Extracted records
────
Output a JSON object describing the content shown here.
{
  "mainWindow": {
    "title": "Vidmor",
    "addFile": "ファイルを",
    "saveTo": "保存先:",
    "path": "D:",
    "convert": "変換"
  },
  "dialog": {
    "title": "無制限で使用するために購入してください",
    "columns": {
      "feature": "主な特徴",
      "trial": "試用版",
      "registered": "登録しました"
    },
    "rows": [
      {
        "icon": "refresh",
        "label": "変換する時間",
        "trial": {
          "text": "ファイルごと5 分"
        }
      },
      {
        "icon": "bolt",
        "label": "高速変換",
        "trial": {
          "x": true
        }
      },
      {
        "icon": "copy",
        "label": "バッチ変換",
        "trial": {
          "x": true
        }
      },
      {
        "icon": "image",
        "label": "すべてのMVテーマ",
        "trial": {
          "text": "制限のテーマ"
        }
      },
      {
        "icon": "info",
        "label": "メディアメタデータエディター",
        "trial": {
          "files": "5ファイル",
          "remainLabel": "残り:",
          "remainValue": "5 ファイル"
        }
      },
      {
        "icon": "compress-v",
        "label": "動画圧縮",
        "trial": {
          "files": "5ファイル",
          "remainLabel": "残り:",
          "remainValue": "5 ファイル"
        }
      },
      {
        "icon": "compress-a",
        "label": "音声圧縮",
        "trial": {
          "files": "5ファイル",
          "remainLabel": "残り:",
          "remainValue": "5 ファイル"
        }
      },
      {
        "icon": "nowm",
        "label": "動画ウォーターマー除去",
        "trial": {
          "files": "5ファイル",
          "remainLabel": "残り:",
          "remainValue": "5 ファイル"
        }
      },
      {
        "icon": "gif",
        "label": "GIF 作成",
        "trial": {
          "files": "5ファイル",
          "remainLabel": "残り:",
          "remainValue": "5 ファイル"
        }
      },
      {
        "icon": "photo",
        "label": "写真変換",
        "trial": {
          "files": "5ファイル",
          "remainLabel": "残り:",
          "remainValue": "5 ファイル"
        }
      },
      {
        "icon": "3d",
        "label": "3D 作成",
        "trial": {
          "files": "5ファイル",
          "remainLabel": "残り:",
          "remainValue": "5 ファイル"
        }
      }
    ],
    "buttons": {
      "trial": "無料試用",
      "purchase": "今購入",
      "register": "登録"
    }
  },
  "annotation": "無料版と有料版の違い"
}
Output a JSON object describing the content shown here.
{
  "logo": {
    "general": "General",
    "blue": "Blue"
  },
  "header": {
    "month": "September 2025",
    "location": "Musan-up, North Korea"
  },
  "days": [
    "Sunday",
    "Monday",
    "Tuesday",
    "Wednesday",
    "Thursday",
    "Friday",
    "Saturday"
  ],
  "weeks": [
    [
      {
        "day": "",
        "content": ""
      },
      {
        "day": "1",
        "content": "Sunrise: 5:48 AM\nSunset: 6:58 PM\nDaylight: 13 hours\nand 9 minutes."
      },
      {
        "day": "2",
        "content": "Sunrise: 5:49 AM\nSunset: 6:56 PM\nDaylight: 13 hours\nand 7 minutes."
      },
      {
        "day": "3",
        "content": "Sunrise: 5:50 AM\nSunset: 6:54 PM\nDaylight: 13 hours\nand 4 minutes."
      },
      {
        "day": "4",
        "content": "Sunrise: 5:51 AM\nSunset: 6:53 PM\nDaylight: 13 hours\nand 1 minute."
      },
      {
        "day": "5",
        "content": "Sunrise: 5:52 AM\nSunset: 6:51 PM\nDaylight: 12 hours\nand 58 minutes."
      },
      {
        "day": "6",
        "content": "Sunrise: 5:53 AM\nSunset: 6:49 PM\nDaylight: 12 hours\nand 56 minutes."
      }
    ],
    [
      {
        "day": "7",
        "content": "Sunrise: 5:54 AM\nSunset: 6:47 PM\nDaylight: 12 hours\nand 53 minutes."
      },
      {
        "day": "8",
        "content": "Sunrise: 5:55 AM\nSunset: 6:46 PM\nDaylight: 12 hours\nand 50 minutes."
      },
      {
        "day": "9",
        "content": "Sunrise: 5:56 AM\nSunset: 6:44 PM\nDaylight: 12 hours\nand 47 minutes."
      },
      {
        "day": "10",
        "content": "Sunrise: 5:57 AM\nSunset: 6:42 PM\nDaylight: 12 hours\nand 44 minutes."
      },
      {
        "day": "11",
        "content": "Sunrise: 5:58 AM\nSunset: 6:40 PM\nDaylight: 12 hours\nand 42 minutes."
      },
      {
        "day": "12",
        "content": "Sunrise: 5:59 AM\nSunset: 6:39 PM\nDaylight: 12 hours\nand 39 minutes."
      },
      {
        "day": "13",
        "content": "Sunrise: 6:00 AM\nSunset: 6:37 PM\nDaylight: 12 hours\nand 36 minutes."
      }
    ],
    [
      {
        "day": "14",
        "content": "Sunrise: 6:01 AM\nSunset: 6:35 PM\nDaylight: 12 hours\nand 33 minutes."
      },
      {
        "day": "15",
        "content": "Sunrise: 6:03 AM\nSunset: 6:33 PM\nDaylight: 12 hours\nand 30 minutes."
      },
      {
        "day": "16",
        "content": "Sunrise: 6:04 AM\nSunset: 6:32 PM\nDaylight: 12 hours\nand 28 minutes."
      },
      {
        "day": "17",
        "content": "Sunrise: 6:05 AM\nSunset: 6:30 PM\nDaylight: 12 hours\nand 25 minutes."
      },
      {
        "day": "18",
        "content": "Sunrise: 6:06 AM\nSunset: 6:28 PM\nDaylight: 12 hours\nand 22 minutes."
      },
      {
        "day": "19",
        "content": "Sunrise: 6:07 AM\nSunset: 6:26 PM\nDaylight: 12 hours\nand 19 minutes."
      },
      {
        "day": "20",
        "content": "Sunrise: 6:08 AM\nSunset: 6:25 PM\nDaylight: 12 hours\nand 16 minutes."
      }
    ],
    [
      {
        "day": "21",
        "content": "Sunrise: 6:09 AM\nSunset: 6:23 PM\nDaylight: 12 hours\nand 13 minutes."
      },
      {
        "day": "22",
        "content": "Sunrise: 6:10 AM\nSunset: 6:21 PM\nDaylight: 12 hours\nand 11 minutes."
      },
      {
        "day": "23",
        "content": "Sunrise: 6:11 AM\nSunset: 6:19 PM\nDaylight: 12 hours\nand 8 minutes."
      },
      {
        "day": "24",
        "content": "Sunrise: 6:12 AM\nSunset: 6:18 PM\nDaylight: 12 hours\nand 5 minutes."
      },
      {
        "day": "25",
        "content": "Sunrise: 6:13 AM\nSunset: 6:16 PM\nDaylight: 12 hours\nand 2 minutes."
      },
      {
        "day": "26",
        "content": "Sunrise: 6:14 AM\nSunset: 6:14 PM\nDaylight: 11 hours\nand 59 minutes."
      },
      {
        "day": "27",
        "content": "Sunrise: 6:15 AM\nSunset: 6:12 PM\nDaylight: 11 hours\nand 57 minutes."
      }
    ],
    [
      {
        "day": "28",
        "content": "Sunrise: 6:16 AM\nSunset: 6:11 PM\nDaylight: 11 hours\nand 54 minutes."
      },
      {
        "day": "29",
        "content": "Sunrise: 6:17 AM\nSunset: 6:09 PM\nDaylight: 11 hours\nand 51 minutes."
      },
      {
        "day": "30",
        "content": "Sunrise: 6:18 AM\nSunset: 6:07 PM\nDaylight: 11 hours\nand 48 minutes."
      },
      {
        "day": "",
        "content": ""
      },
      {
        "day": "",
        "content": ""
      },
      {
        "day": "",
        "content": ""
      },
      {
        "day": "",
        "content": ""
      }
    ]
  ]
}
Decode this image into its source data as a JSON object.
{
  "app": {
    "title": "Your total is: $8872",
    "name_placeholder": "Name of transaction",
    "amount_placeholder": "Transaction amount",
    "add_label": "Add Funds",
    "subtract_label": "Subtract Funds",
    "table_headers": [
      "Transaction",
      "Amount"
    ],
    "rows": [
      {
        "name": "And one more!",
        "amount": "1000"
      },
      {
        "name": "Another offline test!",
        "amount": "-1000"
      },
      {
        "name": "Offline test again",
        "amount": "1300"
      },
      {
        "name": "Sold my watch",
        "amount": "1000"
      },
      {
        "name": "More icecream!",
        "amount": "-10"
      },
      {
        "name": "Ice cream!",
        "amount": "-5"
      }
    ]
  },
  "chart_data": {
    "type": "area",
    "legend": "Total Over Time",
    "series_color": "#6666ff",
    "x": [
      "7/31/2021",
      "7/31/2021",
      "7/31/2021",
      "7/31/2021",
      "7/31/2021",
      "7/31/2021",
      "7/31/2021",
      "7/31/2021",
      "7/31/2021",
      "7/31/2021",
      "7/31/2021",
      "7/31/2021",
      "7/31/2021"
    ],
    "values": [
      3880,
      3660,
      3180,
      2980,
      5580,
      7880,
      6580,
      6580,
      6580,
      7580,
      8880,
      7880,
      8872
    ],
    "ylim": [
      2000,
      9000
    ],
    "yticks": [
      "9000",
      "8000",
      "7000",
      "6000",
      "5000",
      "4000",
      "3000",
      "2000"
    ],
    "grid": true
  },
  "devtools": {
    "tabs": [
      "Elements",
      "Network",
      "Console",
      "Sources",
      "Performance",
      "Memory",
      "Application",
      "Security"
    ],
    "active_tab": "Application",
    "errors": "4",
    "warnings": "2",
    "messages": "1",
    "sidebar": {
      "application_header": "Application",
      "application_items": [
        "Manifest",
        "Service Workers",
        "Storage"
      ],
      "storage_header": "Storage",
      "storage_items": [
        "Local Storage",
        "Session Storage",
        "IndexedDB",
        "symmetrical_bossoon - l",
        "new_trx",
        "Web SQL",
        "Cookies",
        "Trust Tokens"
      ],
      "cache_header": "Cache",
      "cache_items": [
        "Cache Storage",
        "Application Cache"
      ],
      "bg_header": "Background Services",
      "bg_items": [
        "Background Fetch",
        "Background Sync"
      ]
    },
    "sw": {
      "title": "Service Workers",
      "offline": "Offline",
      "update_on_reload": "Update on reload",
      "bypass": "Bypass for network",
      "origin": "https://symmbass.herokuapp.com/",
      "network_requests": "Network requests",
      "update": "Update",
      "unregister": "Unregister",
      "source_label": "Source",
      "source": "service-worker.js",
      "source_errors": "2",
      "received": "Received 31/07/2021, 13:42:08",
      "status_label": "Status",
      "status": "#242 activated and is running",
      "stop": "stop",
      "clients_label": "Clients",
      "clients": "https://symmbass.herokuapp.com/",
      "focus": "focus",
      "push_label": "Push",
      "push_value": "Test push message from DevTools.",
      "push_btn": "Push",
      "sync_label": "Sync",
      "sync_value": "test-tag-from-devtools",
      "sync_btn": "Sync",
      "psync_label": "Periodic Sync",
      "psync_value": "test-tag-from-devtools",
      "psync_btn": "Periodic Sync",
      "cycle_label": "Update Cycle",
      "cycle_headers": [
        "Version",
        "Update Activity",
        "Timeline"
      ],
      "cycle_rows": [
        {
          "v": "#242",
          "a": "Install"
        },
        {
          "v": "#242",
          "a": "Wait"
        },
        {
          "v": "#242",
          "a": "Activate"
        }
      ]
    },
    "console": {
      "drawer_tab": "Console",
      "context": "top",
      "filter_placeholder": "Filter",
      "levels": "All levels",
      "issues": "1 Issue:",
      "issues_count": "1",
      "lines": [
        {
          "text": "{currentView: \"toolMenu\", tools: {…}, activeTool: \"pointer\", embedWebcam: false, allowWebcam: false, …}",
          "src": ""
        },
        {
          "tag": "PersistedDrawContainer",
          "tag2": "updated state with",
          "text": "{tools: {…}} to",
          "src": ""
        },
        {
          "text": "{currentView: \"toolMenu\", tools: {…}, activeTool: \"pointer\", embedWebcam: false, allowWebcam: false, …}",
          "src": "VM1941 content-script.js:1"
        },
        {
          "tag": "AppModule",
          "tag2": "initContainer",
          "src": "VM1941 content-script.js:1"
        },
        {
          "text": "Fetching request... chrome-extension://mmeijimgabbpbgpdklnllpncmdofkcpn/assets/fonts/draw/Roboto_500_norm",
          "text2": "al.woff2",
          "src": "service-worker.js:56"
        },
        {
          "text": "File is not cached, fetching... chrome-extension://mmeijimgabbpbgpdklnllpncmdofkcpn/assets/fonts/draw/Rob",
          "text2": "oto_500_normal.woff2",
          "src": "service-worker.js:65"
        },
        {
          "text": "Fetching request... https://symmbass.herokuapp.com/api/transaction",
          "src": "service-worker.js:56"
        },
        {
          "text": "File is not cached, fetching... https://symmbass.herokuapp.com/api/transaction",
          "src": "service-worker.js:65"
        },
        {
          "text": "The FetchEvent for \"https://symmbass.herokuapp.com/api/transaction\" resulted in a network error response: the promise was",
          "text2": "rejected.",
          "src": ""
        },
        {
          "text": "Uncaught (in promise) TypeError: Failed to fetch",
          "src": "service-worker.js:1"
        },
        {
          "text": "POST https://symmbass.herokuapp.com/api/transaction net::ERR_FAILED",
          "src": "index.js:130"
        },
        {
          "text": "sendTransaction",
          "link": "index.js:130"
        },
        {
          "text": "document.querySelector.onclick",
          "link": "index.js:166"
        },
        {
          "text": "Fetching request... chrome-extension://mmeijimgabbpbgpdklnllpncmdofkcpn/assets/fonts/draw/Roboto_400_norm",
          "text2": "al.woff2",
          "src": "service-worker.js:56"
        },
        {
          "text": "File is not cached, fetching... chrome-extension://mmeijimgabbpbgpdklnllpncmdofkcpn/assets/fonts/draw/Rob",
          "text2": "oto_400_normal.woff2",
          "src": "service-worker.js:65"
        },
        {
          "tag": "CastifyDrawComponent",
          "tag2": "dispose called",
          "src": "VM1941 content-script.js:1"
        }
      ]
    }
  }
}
────
| Task brief |
Wherever the word "promise" occurs in a line of the listing, copy that line.

| Worked answer |
          "text": "The FetchEvent for \"https://symmbass.herokuapp.com/api/transaction\" resulted in a network error response: the promise was",
          "text": "Uncaught (in promise) TypeError: Failed to fetch",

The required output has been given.